Texte de la page
-- -- --
Les obligations du recruteur lors de l’entretien d’embauche

Le déroulement de l’entretien d’embauche est-il encadré juridiquement ? Quelles sont les questions que le recruteur a le droit de poser ? Eh oui ! L’entretien d’embauche n’échappe pas à la règle. Durant cette étape cruciale du processus de recrutement, le recruteur est tenu au respect de certaines prescriptions légales.

La transparence des méthodes utilisées 

Connaissez-vous le cadre légal de l’entretien d’embauche ? Bien sûr, chacun mène son entretien de la façon dont il le souhaite. Toutefois, cette liberté s’avère limitative. 

Vous arrive-t-il, par exemple, de demander aux postulants de passer un test de connaissances ou de remplir un questionnaire ? Sachez que l’emploi de telles méthodes doit répondre à trois conditions : 

  • Le principe de transparence des méthodes utilisées. Au sens de l’article L 1221-8 du code du travail, vous devez informer le candidat des méthodes que vous souhaitez utiliser. Il peut s’agir de questionnaires, de tests, de mises en situation, etc.
-- -- --
Entrées extraites
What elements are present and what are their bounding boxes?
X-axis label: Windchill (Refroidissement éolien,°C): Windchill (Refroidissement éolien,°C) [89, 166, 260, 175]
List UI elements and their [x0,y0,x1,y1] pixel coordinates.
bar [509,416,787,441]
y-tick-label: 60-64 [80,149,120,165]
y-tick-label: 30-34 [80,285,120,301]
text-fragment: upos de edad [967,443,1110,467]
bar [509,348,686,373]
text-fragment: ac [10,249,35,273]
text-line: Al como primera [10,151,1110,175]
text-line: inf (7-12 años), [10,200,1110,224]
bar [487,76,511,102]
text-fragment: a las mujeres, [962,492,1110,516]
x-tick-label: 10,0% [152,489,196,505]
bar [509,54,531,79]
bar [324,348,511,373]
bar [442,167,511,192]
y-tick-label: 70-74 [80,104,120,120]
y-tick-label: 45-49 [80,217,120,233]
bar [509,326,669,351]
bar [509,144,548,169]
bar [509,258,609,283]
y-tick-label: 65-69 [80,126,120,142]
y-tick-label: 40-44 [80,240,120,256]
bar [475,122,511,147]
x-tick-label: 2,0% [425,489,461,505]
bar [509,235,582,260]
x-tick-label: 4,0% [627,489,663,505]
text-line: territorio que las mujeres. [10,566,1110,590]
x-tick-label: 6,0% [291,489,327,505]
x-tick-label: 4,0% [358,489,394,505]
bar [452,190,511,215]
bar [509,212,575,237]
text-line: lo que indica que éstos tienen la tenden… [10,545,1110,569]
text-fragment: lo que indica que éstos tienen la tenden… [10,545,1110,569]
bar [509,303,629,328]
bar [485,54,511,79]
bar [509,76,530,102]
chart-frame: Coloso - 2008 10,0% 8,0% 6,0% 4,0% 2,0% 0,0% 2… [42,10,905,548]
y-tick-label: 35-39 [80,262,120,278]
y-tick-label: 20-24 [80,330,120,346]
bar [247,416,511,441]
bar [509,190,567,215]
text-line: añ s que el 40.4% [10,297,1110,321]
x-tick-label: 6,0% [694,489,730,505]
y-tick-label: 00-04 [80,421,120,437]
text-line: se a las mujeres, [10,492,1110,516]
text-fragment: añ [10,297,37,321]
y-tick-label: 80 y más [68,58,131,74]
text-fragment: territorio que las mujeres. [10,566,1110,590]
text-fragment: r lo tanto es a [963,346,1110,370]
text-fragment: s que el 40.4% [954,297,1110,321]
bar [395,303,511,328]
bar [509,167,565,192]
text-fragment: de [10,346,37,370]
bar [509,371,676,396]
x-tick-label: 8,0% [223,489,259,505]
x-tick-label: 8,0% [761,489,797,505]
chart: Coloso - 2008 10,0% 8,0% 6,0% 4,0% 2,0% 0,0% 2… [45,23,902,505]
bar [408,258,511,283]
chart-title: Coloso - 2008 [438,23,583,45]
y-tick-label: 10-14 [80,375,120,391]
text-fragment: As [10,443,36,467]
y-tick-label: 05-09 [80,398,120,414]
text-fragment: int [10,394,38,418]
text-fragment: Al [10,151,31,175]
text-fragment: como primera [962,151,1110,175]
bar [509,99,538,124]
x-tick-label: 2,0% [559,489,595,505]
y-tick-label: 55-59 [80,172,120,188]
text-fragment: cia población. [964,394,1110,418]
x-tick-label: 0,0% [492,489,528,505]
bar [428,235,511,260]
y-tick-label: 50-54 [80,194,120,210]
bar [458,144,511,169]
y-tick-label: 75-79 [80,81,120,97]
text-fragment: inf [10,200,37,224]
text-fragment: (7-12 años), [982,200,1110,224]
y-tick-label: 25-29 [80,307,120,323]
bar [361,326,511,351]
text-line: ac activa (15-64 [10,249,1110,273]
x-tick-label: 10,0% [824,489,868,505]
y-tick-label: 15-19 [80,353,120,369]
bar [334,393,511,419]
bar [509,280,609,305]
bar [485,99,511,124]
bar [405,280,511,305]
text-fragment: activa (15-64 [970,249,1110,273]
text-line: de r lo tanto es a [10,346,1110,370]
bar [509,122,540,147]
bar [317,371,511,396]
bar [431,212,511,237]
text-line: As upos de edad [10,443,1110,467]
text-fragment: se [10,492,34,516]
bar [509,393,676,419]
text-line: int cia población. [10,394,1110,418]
-- -- --
Consigne écrite 1
Condensez en une seule phrase le paragraphe du texte sur l’entretien d’embauche qui commence par « Le déroulement de l’entretien d’embauche est-il encadré juridiquement ? ».
Consigne écrite 2
Dans le texte sur l’entretien d’embauche, relevez les méthodes citées en exemple dans la puce consacrée au principe de transparence.
Consigne écrite 3
Répondez brièvement à ces questions sur le texte de la page.
(a) Quel article du code du travail impose d’informer le candidat des méthodes utilisées ?
(b) À combien de conditions l’emploi de méthodes comme un test de connaissances ou un questionnaire doit-il répondre ?
(c) Comment le texte qualifie-t-il l’entretien d’embauche au sein du processus de recrutement ?

Résultat attendu 1
L’entretien d’embauche est encadré juridiquement : durant cette étape cruciale du recrutement, le recruteur doit respecter certaines prescriptions légales.

Résultat attendu 2
- Questionnaires
- Tests
- Mises en situation

Résultat attendu 3
(a) L’article L 1221-8 du code du travail.
(b) À trois conditions.
(c) Comme une étape cruciale.